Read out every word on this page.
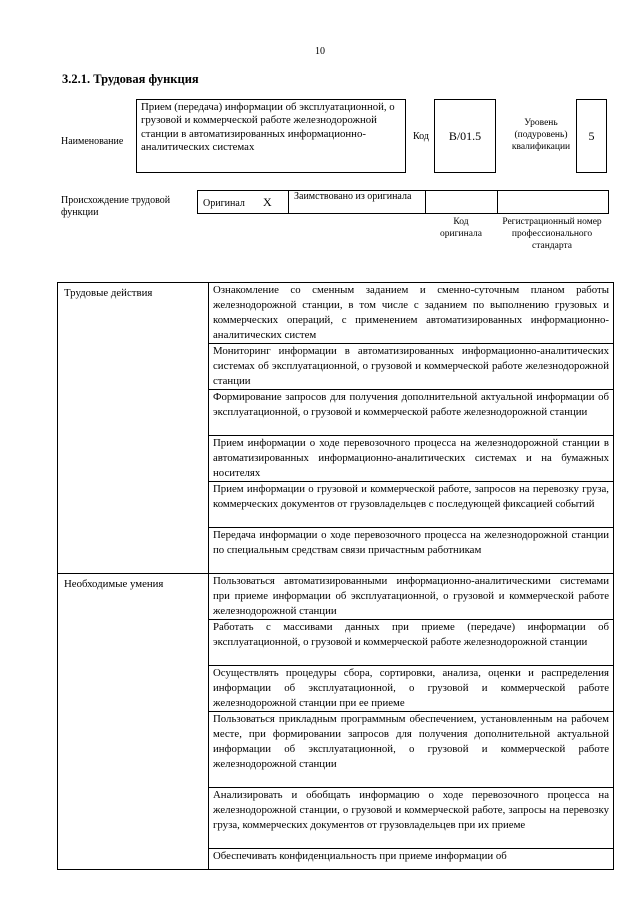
10
3.2.1. Трудовая функция
Наименование
Прием (передача) информации об эксплуатационной, о грузовой и коммерческой работе железнодорожной станции в автоматизированных информационно-аналитических системах
Код B/01.5
Уровень (подуровень) квалификации
5
Происхождение трудовой функции
Оригинал X Заимствовано из оригинала
Код оригинала
Регистрационный номер профессионального стандарта
Трудовые действия	Ознакомление со сменным заданием и сменно-суточным планом работы железнодорожной станции, в том числе с заданием по выполнению грузовых и коммерческих операций, с применением автоматизированных информационно-аналитических систем
	Мониторинг информации в автоматизированных информационно-аналитических системах об эксплуатационной, о грузовой и коммерческой работе железнодорожной станции
	Формирование запросов для получения дополнительной актуальной информации об эксплуатационной, о грузовой и коммерческой работе железнодорожной станции
	Прием информации о ходе перевозочного процесса на железнодорожной станции в автоматизированных информационно-аналитических системах и на бумажных носителях
	Прием информации о грузовой и коммерческой работе, запросов на перевозку груза, коммерческих документов от грузовладельцев с последующей фиксацией событий
	Передача информации о ходе перевозочного процесса на железнодорожной станции по специальным средствам связи причастным работникам
Необходимые умения	Пользоваться автоматизированными информационно-аналитическими системами при приеме информации об эксплуатационной, о грузовой и коммерческой работе железнодорожной станции
	Работать с массивами данных при приеме (передаче) информации об эксплуатационной, о грузовой и коммерческой работе железнодорожной станции
	Осуществлять процедуры сбора, сортировки, анализа, оценки и распределения информации об эксплуатационной, о грузовой и коммерческой работе железнодорожной станции при ее приеме
	Пользоваться прикладным программным обеспечением, установленным на рабочем месте, при формировании запросов для получения дополнительной актуальной информации об эксплуатационной, о грузовой и коммерческой работе железнодорожной станции
	Анализировать и обобщать информацию о ходе перевозочного процесса на железнодорожной станции, о грузовой и коммерческой работе, запросы на перевозку груза, коммерческих документов от грузовладельцев при их приеме
	Обеспечивать конфиденциальность при приеме информации об
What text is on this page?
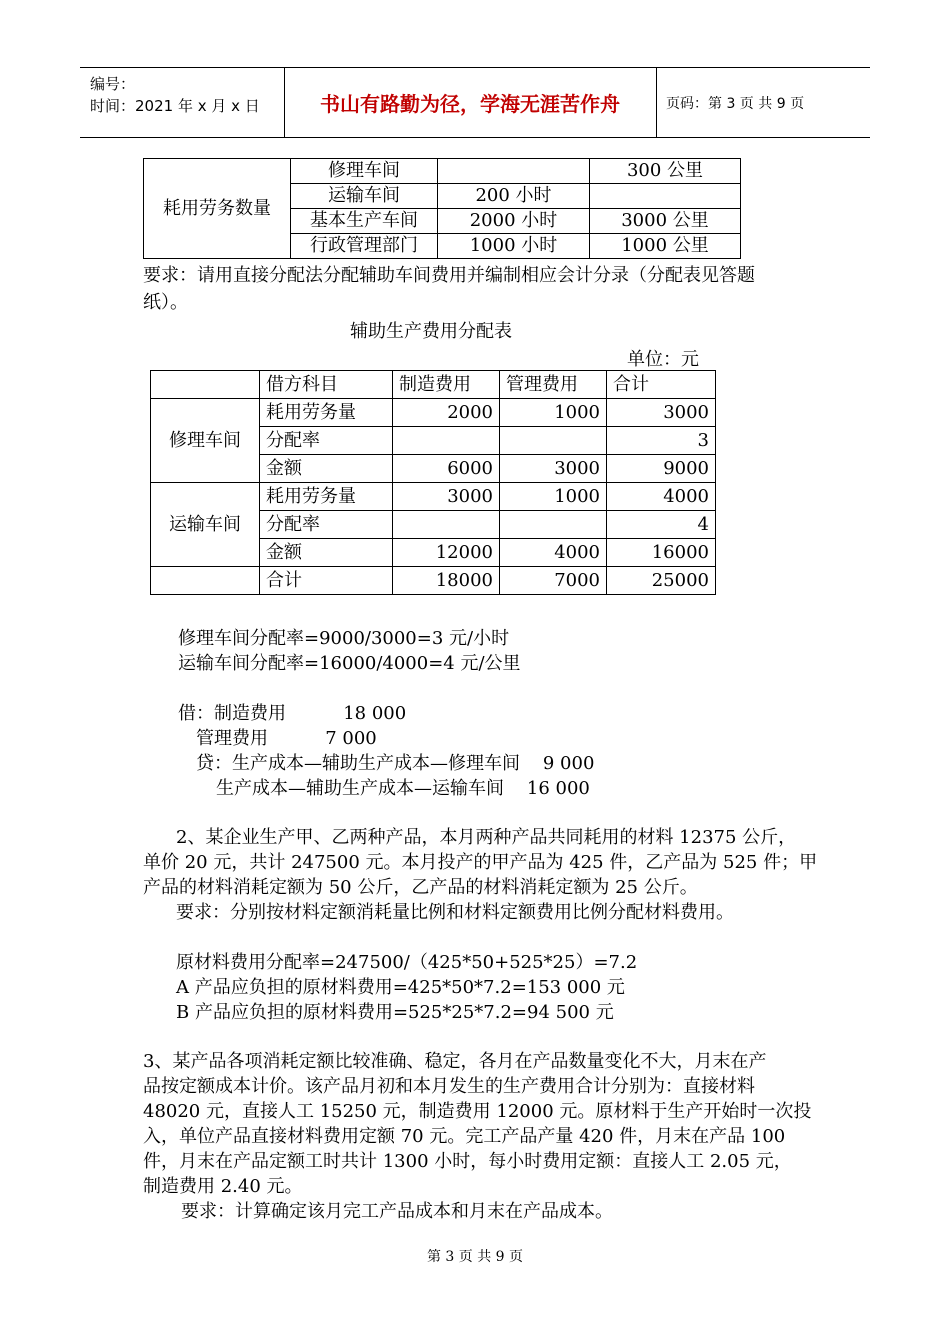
编号：
时间：2021 年 x 月 x 日	书山有路勤为径，学海无涯苦作舟	页码：第 3 页 共 9 页
耗用劳务数量	修理车间		300 公里
	运输车间	200 小时	
	基本生产车间	2000 小时	3000 公里
	行政管理部门	1000 小时	1000 公里
要求：请用直接分配法分配辅助车间费用并编制相应会计分录（分配表见答题
纸）。
辅助生产费用分配表
单位：元
	借方科目	制造费用	管理费用	合计
修理车间	耗用劳务量	2000	1000	3000
	分配率			3
	金额	6000	3000	9000
运输车间	耗用劳务量	3000	1000	4000
	分配率			4
	金额	12000	4000	16000
	合计	18000	7000	25000
修理车间分配率=9000/3000=3 元/小时
运输车间分配率=16000/4000=4 元/公里
借：制造费用          18 000
管理费用          7 000
贷：生产成本—辅助生产成本—修理车间    9 000
生产成本—辅助生产成本—运输车间    16 000
2、某企业生产甲、乙两种产品，本月两种产品共同耗用的材料 12375 公斤，
单价 20 元，共计 247500 元。本月投产的甲产品为 425 件，乙产品为 525 件；甲
产品的材料消耗定额为 50 公斤，乙产品的材料消耗定额为 25 公斤。
要求：分别按材料定额消耗量比例和材料定额费用比例分配材料费用。
原材料费用分配率=247500/（425*50+525*25）=7.2
A 产品应负担的原材料费用=425*50*7.2=153 000 元
B 产品应负担的原材料费用=525*25*7.2=94 500 元
3、某产品各项消耗定额比较准确、稳定，各月在产品数量变化不大，月末在产
品按定额成本计价。该产品月初和本月发生的生产费用合计分别为：直接材料
48020 元，直接人工 15250 元，制造费用 12000 元。原材料于生产开始时一次投
入，单位产品直接材料费用定额 70 元。完工产品产量 420 件，月末在产品 100
件，月末在产品定额工时共计 1300 小时，每小时费用定额：直接人工 2.05 元，
制造费用 2.40 元。
要求：计算确定该月完工产品成本和月末在产品成本。
第 3 页 共 9 页
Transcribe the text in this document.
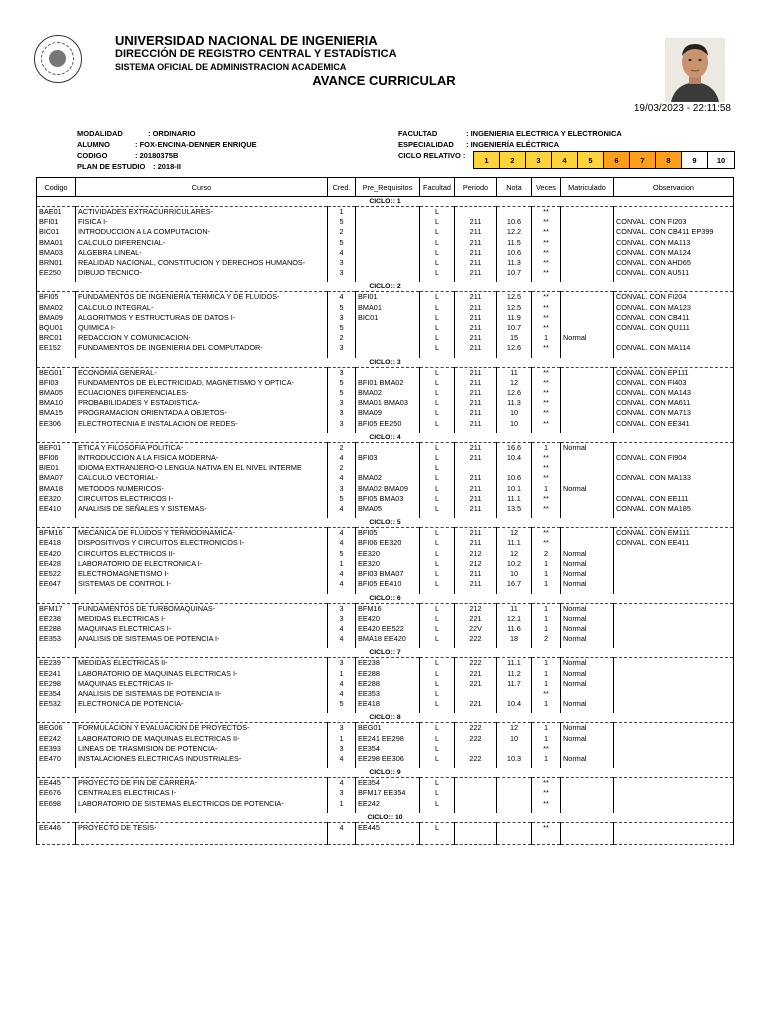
UNIVERSIDAD NACIONAL DE INGENIERIA
DIRECCIÓN DE REGISTRO CENTRAL Y ESTADÍSTICA
SISTEMA OFICIAL DE ADMINISTRACION ACADEMICA
AVANCE CURRICULAR
19/03/2023 - 22:11:58
MODALIDAD	: ORDINARIO
ALUMNO	: FOX-ENCINA-DENNER ENRIQUE
CODIGO	: 20180375B
PLAN DE ESTUDIO : 2018-II
FACULTAD	: INGENIERIA ELECTRICA Y ELECTRONICA
ESPECIALIDAD : INGENIERÍA ELÉCTRICA
CICLO RELATIVO :	1	2	3	4	5	6	7	8	9	10
Codigo	Curso	Cred.	Pre_Requisitos	Facultad	Periodo	Nota	Veces	Matriculado	Observacion
CICLO:: 1									
BAE01	ACTIVIDADES EXTRACURRICULARES-	1		L			**		
BFI01	FISICA I-	5		L	211	10.6	**		CONVAL. CON FI203
BIC01	INTRODUCCION A LA COMPUTACION-	2		L	211	12.2	**		CONVAL. CON CB411 EP399
BMA01	CALCULO DIFERENCIAL-	5		L	211	11.5	**		CONVAL. CON MA113
BMA03	ALGEBRA LINEAL-	4		L	211	10.6	**		CONVAL. CON MA124
BRN01	REALIDAD NACIONAL, CONSTITUCION Y DERECHOS HUMANOS-	3		L	211	11.3	**		CONVAL. CON AHD65
EE250	DIBUJO TECNICO-	3		L	211	10.7	**		CONVAL. CON AU511

CICLO:: 2									
BFI05	FUNDAMENTOS DE INGENIERIA TERMICA Y DE FLUIDOS-	4	BFI01	L	211	12.5	**		CONVAL. CON FI204
BMA02	CALCULO INTEGRAL-	5	BMA01	L	211	12.5	**		CONVAL. CON MA123
BMA09	ALGORITMOS Y ESTRUCTURAS DE DATOS I-	3	BIC01	L	211	11.9	**		CONVAL. CON CB411
BQU01	QUIMICA I-	5		L	211	10.7	**		CONVAL. CON QU111
BRC01	REDACCION Y COMUNICACION-	2		L	211	15	1	Normal	
EE152	FUNDAMENTOS DE INGENIERIA DEL COMPUTADOR-	3		L	211	12.6	**		CONVAL. CON MA114

CICLO:: 3									
BEG01	ECONOMIA GENERAL-	3		L	211	11	**		CONVAL. CON EP111
BFI03	FUNDAMENTOS DE ELECTRICIDAD, MAGNETISMO Y OPTICA-	5	BFI01 BMA02	L	211	12	**		CONVAL. CON FI403
BMA05	ECUACIONES DIFERENCIALES-	5	BMA02	L	211	12.6	**		CONVAL. CON MA143
BMA10	PROBABILIDADES Y ESTADISTICA-	3	BMA01 BMA03	L	211	11.3	**		CONVAL. CON MA611
BMA15	PROGRAMACION ORIENTADA A OBJETOS-	3	BMA09	L	211	10	**		CONVAL. CON MA713
EE306	ELECTROTECNIA E INSTALACION DE REDES-	3	BFI05 EE250	L	211	10	**		CONVAL. CON EE341

CICLO:: 4									
BEF01	ETICA Y FILOSOFIA POLITICA-	2		L	211	16.6	1	Normal	
BFI06	INTRODUCCION A LA FISICA MODERNA-	4	BFI03	L	211	10.4	**		CONVAL. CON FI904
BIE01	IDIOMA EXTRANJERO-O LENGUA NATIVA EN EL NIVEL INTERME	2		L			**		
BMA07	CALCULO VECTORIAL-	4	BMA02	L	211	10.6	**		CONVAL. CON MA133
BMA18	METODOS NUMERICOS-	3	BMA02 BMA09	L	211	10.1	1	Normal	
EE320	CIRCUITOS ELECTRICOS I-	5	BFI05 BMA03	L	211	11.1	**		CONVAL. CON EE111
EE410	ANALISIS DE SEÑALES Y SISTEMAS-	4	BMA05	L	211	13.5	**		CONVAL. CON MA185

CICLO:: 5									
BFM16	MECANICA DE FLUIDOS Y TERMODINAMICA-	4	BFI05	L	211	12	**		CONVAL. CON EM111
EE418	DISPOSITIVOS Y CIRCUITOS ELECTRONICOS I-	4	BFI06 EE320	L	211	11.1	**		CONVAL. CON EE411
EE420	CIRCUITOS ELECTRICOS II-	5	EE320	L	212	12	2	Normal	
EE428	LABORATORIO DE ELECTRONICA I-	1	EE320	L	212	10.2	1	Normal	
EE522	ELECTROMAGNETISMO I-	4	BFI03 BMA07	L	211	10	1	Normal	
EE647	SISTEMAS DE CONTROL I-	4	BFI05 EE410	L	211	16.7	1	Normal	

CICLO:: 6									
BFM17	FUNDAMENTOS DE TURBOMAQUINAS-	3	BFM16	L	212	11	1	Normal	
EE238	MEDIDAS ELECTRICAS I-	3	EE420	L	221	12.1	1	Normal	
EE288	MAQUINAS ELECTRICAS I-	4	EE420 EE522	L	22V	11.6	1	Normal	
EE353	ANALISIS DE SISTEMAS DE POTENCIA I-	4	BMA18 EE420	L	222	18	2	Normal	

CICLO:: 7									
EE239	MEDIDAS ELECTRICAS II-	3	EE238	L	222	11.1	1	Normal	
EE241	LABORATORIO DE MAQUINAS ELECTRICAS I-	1	EE288	L	221	11.2	1	Normal	
EE298	MAQUINAS ELECTRICAS II-	4	EE288	L	221	11.7	1	Normal	
EE354	ANALISIS DE SISTEMAS DE POTENCIA II-	4	EE353	L			**		
EE532	ELECTRONICA DE POTENCIA-	5	EE418	L	221	10.4	1	Normal	

CICLO:: 8									
BEG06	FORMULACION Y EVALUACION DE PROYECTOS-	3	BEG01	L	222	12	1	Normal	
EE242	LABORATORIO DE MAQUINAS ELECTRICAS II-	1	EE241 EE298	L	222	10	1	Normal	
EE393	LINEAS DE TRASMISION DE POTENCIA-	3	EE354	L			**		
EE470	INSTALACIONES ELECTRICAS INDUSTRIALES-	4	EE298 EE306	L	222	10.3	1	Normal	

CICLO:: 9									
EE445	PROYECTO DE FIN DE CARRERA-	4	EE354	L			**		
EE676	CENTRALES ELECTRICAS I-	3	BFM17 EE354	L			**		
EE698	LABORATORIO DE SISTEMAS ELECTRICOS DE POTENCIA-	1	EE242	L			**		

CICLO:: 10									
EE446	PROYECTO DE TESIS-	4	EE445	L			**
------------------------
### Written problem
Find every line in the records above that contains the word "CIRCUITOS", and copy each one.

### Response to the exercise
EE320	CIRCUITOS ELECTRICOS I-	5	BFI05 BMA03	L	211	11.1	**		CONVAL. CON EE111
EE418	DISPOSITIVOS Y CIRCUITOS ELECTRONICOS I-	4	BFI06 EE320	L	211	11.1	**		CONVAL. CON EE411
EE420	CIRCUITOS ELECTRICOS II-	5	EE320	L	212	12	2	Normal	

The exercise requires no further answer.